EXERCISE INSTRUCTIONS:
Collect each line of the entries that holds the string "JSON".

Dataset excerpts:
--- START ---
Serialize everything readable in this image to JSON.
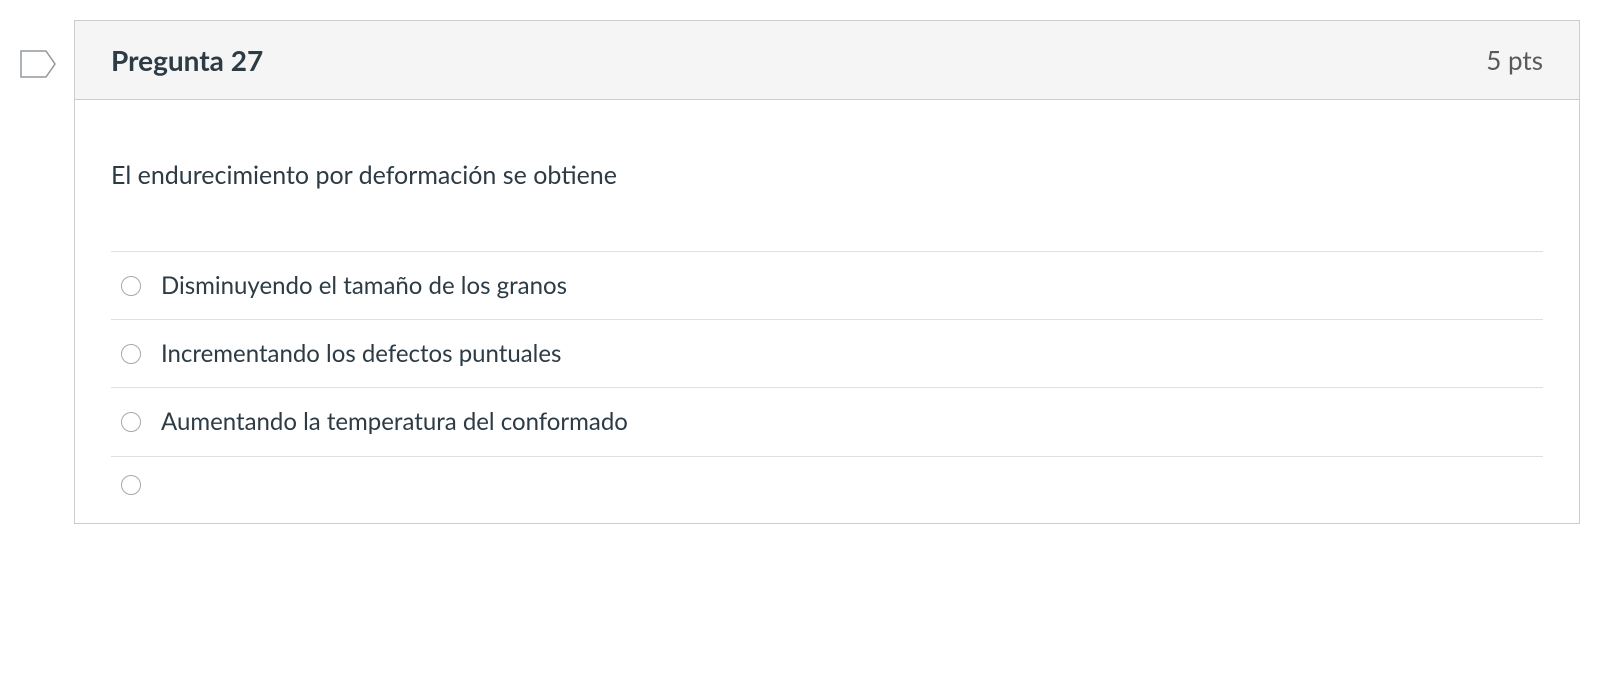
{
  "question": {
    "title": "Pregunta 27",
    "points": "5 pts",
    "text": "El endurecimiento por deformación se obtiene",
    "options": [
      {
        "label": "Disminuyendo el tamaño de los granos"
      },
      {
        "label": "Incrementando los defectos puntuales"
      },
      {
        "label": "Aumentando la temperatura del conformado"
      },
      {
        "label": ""
      }
    ]
  }
}
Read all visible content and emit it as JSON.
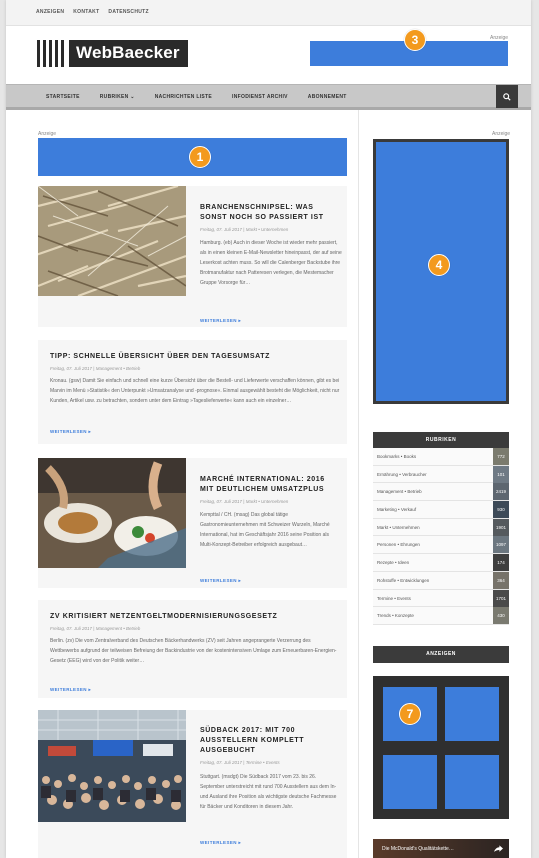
{
  "topbar": {
    "links": [
      "ANZEIGEN",
      "KONTAKT",
      "DATENSCHUTZ"
    ]
  },
  "header": {
    "logo_text": "WebBaecker",
    "anzeige_label": "Anzeige"
  },
  "nav": {
    "items": [
      "STARTSEITE",
      "RUBRIKEN ⌄",
      "NACHRICHTEN LISTE",
      "INFODIENST ARCHIV",
      "ABONNEMENT"
    ],
    "search_icon": "search-icon"
  },
  "badges": [
    "1",
    "3",
    "4",
    "7"
  ],
  "main": {
    "anzeige_label": "Anzeige",
    "articles": [
      {
        "title": "BRANCHENSCHNIPSEL: WAS SONST NOCH SO PASSIERT IST",
        "meta": "Freitag, 07. Juli 2017   |   Markt • Unternehmen",
        "excerpt": "Hamburg. (eb) Auch in dieser Woche ist wieder mehr passiert, als in einen kleinen E-Mail-Newsletter hineinpasst, der auf seine Leserkost achten muss. So will die Calenberger Backstube ihre Brotmanufaktur nach Patteresen verlegen, die Mestemacher Gruppe Vorsorge für…",
        "more": "WEITERLESEN ▸"
      },
      {
        "title": "TIPP: SCHNELLE ÜBERSICHT ÜBER DEN TAGESUMSATZ",
        "meta": "Freitag, 07. Juli 2017   |   Management • Betrieb",
        "excerpt": "Kronau. (gsw) Damit Sie einfach und schnell eine kurze Übersicht über die Bestell- und Lieferwerte verschaffen können, gibt es bei Marvin im Menü »Statistik« den Unterpunkt »Umsatzanalyse und -prognose«. Einmal ausgewählt besteht die Möglichkeit, nicht nur Kunden, Artikel usw. zu betrachten, sondern unter dem Eintrag »Tageslieferwerte« kann auch ein einzelner…",
        "more": "WEITERLESEN ▸"
      },
      {
        "title": "MARCHÉ INTERNATIONAL: 2016 MIT DEUTLICHEM UMSATZPLUS",
        "meta": "Freitag, 07. Juli 2017   |   Markt • Unternehmen",
        "excerpt": "Kempttal / CH. (msag) Das global tätige Gastronomieunternehmen mit Schweizer Wurzeln, Marché International, hat im Geschäftsjahr 2016 seine Position als Multi-Konzept-Betreiber erfolgreich ausgebaut…",
        "more": "WEITERLESEN ▸"
      },
      {
        "title": "ZV KRITISIERT NETZENTGELTMODERNISIERUNGSGESETZ",
        "meta": "Freitag, 07. Juli 2017   |   Management • Betrieb",
        "excerpt": "Berlin. (zv) Die vom Zentralverband des Deutschen Bäckerhandwerks (ZV) seit Jahren angeprangerte Verzerrung des Wettbewerbs aufgrund der teilweisen Befreiung der Backindustrie von der kostenintensiven Umlage zum Erneuerbaren-Energien-Gesetz (EEG) wird von der Politik weiter…",
        "more": "WEITERLESEN ▸"
      },
      {
        "title": "SÜDBACK 2017: MIT 700 AUSSTELLERN KOMPLETT AUSGEBUCHT",
        "meta": "Freitag, 07. Juli 2017   |   Termine • Events",
        "excerpt": "Stuttgart. (msdgt) Die Südback 2017 vom 23. bis 26. September unterstreicht mit rund 700 Ausstellern aus dem In- und Ausland ihre Position als wichtigste deutsche Fachmesse für Bäcker und Konditoren in diesem Jahr.",
        "more": "WEITERLESEN ▸"
      }
    ]
  },
  "sidebar": {
    "anzeige_label": "Anzeige",
    "rubriken_title": "RUBRIKEN",
    "rubriken": [
      {
        "label": "Bookmarks • Books",
        "count": "772",
        "color": "#7b7b6e"
      },
      {
        "label": "Ernährung • Verbraucher",
        "count": "101",
        "color": "#6f7a85"
      },
      {
        "label": "Management • Betrieb",
        "count": "2419",
        "color": "#5d6670"
      },
      {
        "label": "Marketing • Verkauf",
        "count": "930",
        "color": "#3d4a58"
      },
      {
        "label": "Markt • Unternehmen",
        "count": "1901",
        "color": "#555a5e"
      },
      {
        "label": "Personen • Ehrungen",
        "count": "1097",
        "color": "#6c7780"
      },
      {
        "label": "Rezepte • Ideen",
        "count": "174",
        "color": "#3f3f3f"
      },
      {
        "label": "Rohstoffe • Entwicklungen",
        "count": "364",
        "color": "#77736a"
      },
      {
        "label": "Termine • Events",
        "count": "1701",
        "color": "#4a4a4a"
      },
      {
        "label": "Trends • Konzepte",
        "count": "430",
        "color": "#7a7a70"
      }
    ],
    "anzeigen_title": "ANZEIGEN",
    "video_title": "Die McDonald's Qualitätskette…"
  },
  "colors": {
    "accent": "#3d7ddb",
    "badge": "#f39a1e",
    "dark": "#3b3b3b"
  }
}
--- END ---
EXPECTED ANSWER:
Serialize everything readable in this image to JSON.
Read all visible content and emit it as JSON.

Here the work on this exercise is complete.